• Goal of the exercise: Could you write out the records below exactly as they appear?
━━━━━━━━━━━━━━━━━━━━
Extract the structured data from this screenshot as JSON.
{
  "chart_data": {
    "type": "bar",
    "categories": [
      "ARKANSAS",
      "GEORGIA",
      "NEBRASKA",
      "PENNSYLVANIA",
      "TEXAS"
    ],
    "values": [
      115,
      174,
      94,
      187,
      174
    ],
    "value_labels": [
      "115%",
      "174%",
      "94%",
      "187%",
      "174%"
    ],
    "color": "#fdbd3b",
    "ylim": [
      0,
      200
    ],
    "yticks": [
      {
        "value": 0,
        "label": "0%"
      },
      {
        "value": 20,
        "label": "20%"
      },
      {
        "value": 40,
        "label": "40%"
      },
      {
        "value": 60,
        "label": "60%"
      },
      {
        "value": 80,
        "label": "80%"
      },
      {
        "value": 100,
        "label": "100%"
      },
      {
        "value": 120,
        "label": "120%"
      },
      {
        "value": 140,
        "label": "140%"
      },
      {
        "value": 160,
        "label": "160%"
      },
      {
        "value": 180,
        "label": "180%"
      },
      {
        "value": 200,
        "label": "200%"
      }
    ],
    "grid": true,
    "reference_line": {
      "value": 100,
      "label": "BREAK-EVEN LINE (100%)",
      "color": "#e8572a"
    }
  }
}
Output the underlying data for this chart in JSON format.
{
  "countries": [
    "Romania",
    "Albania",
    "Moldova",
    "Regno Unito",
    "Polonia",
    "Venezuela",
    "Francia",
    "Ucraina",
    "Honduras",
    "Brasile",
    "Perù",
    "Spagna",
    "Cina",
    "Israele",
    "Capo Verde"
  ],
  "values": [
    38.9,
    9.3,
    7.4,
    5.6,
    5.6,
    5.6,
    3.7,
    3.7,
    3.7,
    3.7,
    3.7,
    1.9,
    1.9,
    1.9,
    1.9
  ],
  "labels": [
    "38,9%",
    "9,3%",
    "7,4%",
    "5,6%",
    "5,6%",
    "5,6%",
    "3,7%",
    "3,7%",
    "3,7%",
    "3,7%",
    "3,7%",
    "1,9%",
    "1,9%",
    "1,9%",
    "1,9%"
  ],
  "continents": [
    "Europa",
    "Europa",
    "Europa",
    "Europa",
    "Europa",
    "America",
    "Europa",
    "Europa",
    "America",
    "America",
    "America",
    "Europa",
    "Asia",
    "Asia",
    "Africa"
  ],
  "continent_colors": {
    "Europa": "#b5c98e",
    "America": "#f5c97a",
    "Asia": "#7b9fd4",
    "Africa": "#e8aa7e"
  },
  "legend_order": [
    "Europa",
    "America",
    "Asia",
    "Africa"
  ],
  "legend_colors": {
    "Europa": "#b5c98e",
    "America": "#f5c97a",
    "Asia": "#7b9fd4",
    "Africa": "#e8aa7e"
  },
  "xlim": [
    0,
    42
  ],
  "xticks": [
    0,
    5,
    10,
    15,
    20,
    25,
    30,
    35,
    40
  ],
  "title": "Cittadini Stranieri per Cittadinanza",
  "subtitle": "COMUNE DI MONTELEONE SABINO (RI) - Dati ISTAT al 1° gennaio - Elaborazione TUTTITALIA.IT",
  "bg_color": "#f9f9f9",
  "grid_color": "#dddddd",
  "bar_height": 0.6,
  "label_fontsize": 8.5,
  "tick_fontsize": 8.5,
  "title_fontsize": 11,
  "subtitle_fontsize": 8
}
━━━━━━━━━━━━━━━━━━━━
• Task response:
Extract the structured data from this screenshot as JSON.
{
  "chart_data": {
    "type": "bar",
    "categories": [
      "ARKANSAS",
      "GEORGIA",
      "NEBRASKA",
      "PENNSYLVANIA",
      "TEXAS"
    ],
    "values": [
      115,
      174,
      94,
      187,
      174
    ],
    "value_labels": [
      "115%",
      "174%",
      "94%",
      "187%",
      "174%"
    ],
    "color": "#fdbd3b",
    "ylim": [
      0,
      200
    ],
    "yticks": [
      {
        "value": 0,
        "label": "0%"
      },
      {
        "value": 20,
        "label": "20%"
      },
      {
        "value": 40,
        "label": "40%"
      },
      {
        "value": 60,
        "label": "60%"
      },
      {
        "value": 80,
        "label": "80%"
      },
      {
        "value": 100,
        "label": "100%"
      },
      {
        "value": 120,
        "label": "120%"
      },
      {
        "value": 140,
        "label": "140%"
      },
      {
        "value": 160,
        "label": "160%"
      },
      {
        "value": 180,
        "label": "180%"
      },
      {
        "value": 200,
        "label": "200%"
      }
    ],
    "grid": true,
    "reference_line": {
      "value": 100,
      "label": "BREAK-EVEN LINE (100%)",
      "color": "#e8572a"
    }
  }
}
Output the underlying data for this chart in JSON format.
{
  "countries": [
    "Romania",
    "Albania",
    "Moldova",
    "Regno Unito",
    "Polonia",
    "Venezuela",
    "Francia",
    "Ucraina",
    "Honduras",
    "Brasile",
    "Perù",
    "Spagna",
    "Cina",
    "Israele",
    "Capo Verde"
  ],
  "values": [
    38.9,
    9.3,
    7.4,
    5.6,
    5.6,
    5.6,
    3.7,
    3.7,
    3.7,
    3.7,
    3.7,
    1.9,
    1.9,
    1.9,
    1.9
  ],
  "labels": [
    "38,9%",
    "9,3%",
    "7,4%",
    "5,6%",
    "5,6%",
    "5,6%",
    "3,7%",
    "3,7%",
    "3,7%",
    "3,7%",
    "3,7%",
    "1,9%",
    "1,9%",
    "1,9%",
    "1,9%"
  ],
  "continents": [
    "Europa",
    "Europa",
    "Europa",
    "Europa",
    "Europa",
    "America",
    "Europa",
    "Europa",
    "America",
    "America",
    "America",
    "Europa",
    "Asia",
    "Asia",
    "Africa"
  ],
  "continent_colors": {
    "Europa": "#b5c98e",
    "America": "#f5c97a",
    "Asia": "#7b9fd4",
    "Africa": "#e8aa7e"
  },
  "legend_order": [
    "Europa",
    "America",
    "Asia",
    "Africa"
  ],
  "legend_colors": {
    "Europa": "#b5c98e",
    "America": "#f5c97a",
    "Asia": "#7b9fd4",
    "Africa": "#e8aa7e"
  },
  "xlim": [
    0,
    42
  ],
  "xticks": [
    0,
    5,
    10,
    15,
    20,
    25,
    30,
    35,
    40
  ],
  "title": "Cittadini Stranieri per Cittadinanza",
  "subtitle": "COMUNE DI MONTELEONE SABINO (RI) - Dati ISTAT al 1° gennaio - Elaborazione TUTTITALIA.IT",
  "bg_color": "#f9f9f9",
  "grid_color": "#dddddd",
  "bar_height": 0.6,
  "label_fontsize": 8.5,
  "tick_fontsize": 8.5,
  "title_fontsize": 11,
  "subtitle_fontsize": 8
}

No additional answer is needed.